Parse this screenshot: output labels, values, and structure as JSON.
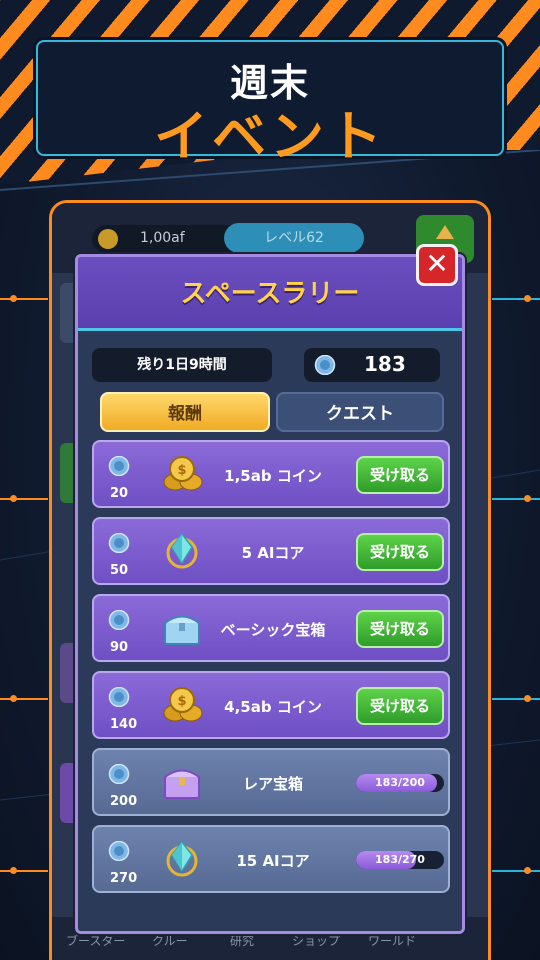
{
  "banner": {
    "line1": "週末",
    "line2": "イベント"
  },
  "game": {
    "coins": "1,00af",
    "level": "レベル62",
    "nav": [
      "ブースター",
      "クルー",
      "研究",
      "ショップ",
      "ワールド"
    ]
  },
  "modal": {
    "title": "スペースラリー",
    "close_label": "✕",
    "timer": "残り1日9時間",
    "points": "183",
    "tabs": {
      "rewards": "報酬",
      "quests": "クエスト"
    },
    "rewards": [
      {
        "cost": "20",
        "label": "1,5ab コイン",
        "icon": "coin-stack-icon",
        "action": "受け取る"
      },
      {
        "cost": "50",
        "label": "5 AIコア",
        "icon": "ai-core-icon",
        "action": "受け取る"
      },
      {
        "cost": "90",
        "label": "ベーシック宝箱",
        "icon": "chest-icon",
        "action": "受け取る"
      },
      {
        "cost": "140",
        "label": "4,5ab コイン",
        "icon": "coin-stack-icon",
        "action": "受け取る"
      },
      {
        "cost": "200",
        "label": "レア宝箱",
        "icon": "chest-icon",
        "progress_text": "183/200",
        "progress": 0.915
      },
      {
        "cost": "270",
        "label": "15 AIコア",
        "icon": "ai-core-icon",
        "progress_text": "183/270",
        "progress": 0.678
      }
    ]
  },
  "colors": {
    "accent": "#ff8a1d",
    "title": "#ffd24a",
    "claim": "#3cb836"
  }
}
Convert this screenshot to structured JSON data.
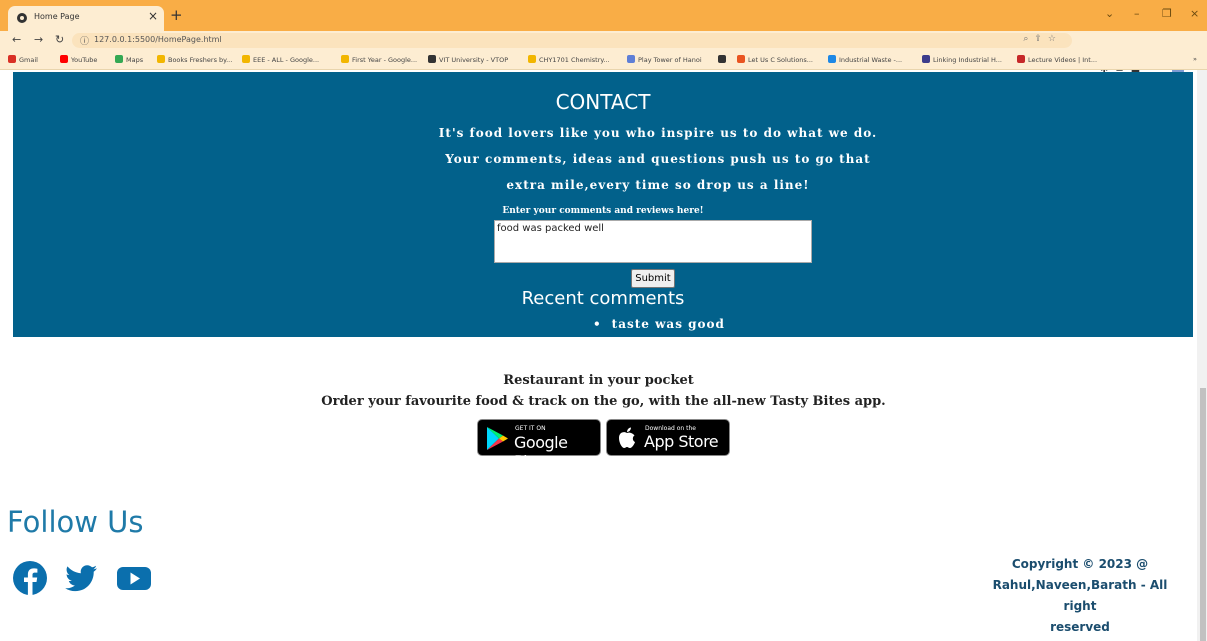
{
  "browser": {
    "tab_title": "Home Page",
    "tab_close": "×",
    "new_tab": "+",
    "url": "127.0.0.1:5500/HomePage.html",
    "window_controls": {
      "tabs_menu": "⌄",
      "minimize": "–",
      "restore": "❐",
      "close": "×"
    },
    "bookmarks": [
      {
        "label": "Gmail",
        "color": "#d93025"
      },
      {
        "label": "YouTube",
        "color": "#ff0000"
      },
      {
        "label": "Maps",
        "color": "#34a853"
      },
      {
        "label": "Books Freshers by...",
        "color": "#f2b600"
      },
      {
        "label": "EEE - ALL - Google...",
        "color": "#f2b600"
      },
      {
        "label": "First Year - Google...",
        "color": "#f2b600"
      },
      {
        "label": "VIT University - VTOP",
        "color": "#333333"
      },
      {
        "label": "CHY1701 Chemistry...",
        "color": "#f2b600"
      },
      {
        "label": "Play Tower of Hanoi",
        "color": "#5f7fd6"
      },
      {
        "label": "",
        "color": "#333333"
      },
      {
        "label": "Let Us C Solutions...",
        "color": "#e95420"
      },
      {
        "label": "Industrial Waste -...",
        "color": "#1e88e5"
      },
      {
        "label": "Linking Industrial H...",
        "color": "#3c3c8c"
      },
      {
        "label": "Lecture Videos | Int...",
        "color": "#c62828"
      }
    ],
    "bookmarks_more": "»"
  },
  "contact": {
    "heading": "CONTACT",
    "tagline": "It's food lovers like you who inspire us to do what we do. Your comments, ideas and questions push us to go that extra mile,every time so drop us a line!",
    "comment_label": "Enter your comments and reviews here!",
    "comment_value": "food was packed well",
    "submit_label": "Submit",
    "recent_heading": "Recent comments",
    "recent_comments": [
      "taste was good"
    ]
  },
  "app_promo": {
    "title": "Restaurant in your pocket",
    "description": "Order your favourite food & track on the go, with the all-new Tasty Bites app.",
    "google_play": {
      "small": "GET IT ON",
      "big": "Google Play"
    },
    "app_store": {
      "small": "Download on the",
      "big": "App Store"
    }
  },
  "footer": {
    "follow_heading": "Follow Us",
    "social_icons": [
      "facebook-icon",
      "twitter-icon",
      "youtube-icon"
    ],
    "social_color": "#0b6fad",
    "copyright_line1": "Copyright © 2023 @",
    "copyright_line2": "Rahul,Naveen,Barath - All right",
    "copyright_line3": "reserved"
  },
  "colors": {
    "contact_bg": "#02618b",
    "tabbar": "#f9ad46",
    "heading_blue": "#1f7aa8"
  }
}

WHAT YOU NEED TO DO: Write out all the records again, exactly, minus any pictures.

REPLY:
Parse this screenshot: output labels, values, and structure as JSON.
{
  "banner": {
    "line1": "週末",
    "line2": "イベント"
  },
  "game": {
    "coins": "1,00af",
    "level": "レベル62",
    "nav": [
      "ブースター",
      "クルー",
      "研究",
      "ショップ",
      "ワールド"
    ]
  },
  "modal": {
    "title": "スペースラリー",
    "close_label": "✕",
    "timer": "残り1日9時間",
    "points": "183",
    "tabs": {
      "rewards": "報酬",
      "quests": "クエスト"
    },
    "rewards": [
      {
        "cost": "20",
        "label": "1,5ab コイン",
        "icon": "coin-stack-icon",
        "action": "受け取る"
      },
      {
        "cost": "50",
        "label": "5 AIコア",
        "icon": "ai-core-icon",
        "action": "受け取る"
      },
      {
        "cost": "90",
        "label": "ベーシック宝箱",
        "icon": "chest-icon",
        "action": "受け取る"
      },
      {
        "cost": "140",
        "label": "4,5ab コイン",
        "icon": "coin-stack-icon",
        "action": "受け取る"
      },
      {
        "cost": "200",
        "label": "レア宝箱",
        "icon": "chest-icon",
        "progress_text": "183/200",
        "progress": 0.915
      },
      {
        "cost": "270",
        "label": "15 AIコア",
        "icon": "ai-core-icon",
        "progress_text": "183/270",
        "progress": 0.678
      }
    ]
  },
  "colors": {
    "accent": "#ff8a1d",
    "title": "#ffd24a",
    "claim": "#3cb836"
  }
}
Convert this screenshot to structured JSON data.
{
  "browser": {
    "tab_title": "Home Page",
    "tab_close": "×",
    "new_tab": "+",
    "url": "127.0.0.1:5500/HomePage.html",
    "window_controls": {
      "tabs_menu": "⌄",
      "minimize": "–",
      "restore": "❐",
      "close": "×"
    },
    "bookmarks": [
      {
        "label": "Gmail",
        "color": "#d93025"
      },
      {
        "label": "YouTube",
        "color": "#ff0000"
      },
      {
        "label": "Maps",
        "color": "#34a853"
      },
      {
        "label": "Books Freshers by...",
        "color": "#f2b600"
      },
      {
        "label": "EEE - ALL - Google...",
        "color": "#f2b600"
      },
      {
        "label": "First Year - Google...",
        "color": "#f2b600"
      },
      {
        "label": "VIT University - VTOP",
        "color": "#333333"
      },
      {
        "label": "CHY1701 Chemistry...",
        "color": "#f2b600"
      },
      {
        "label": "Play Tower of Hanoi",
        "color": "#5f7fd6"
      },
      {
        "label": "",
        "color": "#333333"
      },
      {
        "label": "Let Us C Solutions...",
        "color": "#e95420"
      },
      {
        "label": "Industrial Waste -...",
        "color": "#1e88e5"
      },
      {
        "label": "Linking Industrial H...",
        "color": "#3c3c8c"
      },
      {
        "label": "Lecture Videos | Int...",
        "color": "#c62828"
      }
    ],
    "bookmarks_more": "»"
  },
  "contact": {
    "heading": "CONTACT",
    "tagline": "It's food lovers like you who inspire us to do what we do. Your comments, ideas and questions push us to go that extra mile,every time so drop us a line!",
    "comment_label": "Enter your comments and reviews here!",
    "comment_value": "food was packed well",
    "submit_label": "Submit",
    "recent_heading": "Recent comments",
    "recent_comments": [
      "taste was good"
    ]
  },
  "app_promo": {
    "title": "Restaurant in your pocket",
    "description": "Order your favourite food & track on the go, with the all-new Tasty Bites app.",
    "google_play": {
      "small": "GET IT ON",
      "big": "Google Play"
    },
    "app_store": {
      "small": "Download on the",
      "big": "App Store"
    }
  },
  "footer": {
    "follow_heading": "Follow Us",
    "social_icons": [
      "facebook-icon",
      "twitter-icon",
      "youtube-icon"
    ],
    "social_color": "#0b6fad",
    "copyright_line1": "Copyright © 2023 @",
    "copyright_line2": "Rahul,Naveen,Barath - All right",
    "copyright_line3": "reserved"
  },
  "colors": {
    "contact_bg": "#02618b",
    "tabbar": "#f9ad46",
    "heading_blue": "#1f7aa8"
  }
}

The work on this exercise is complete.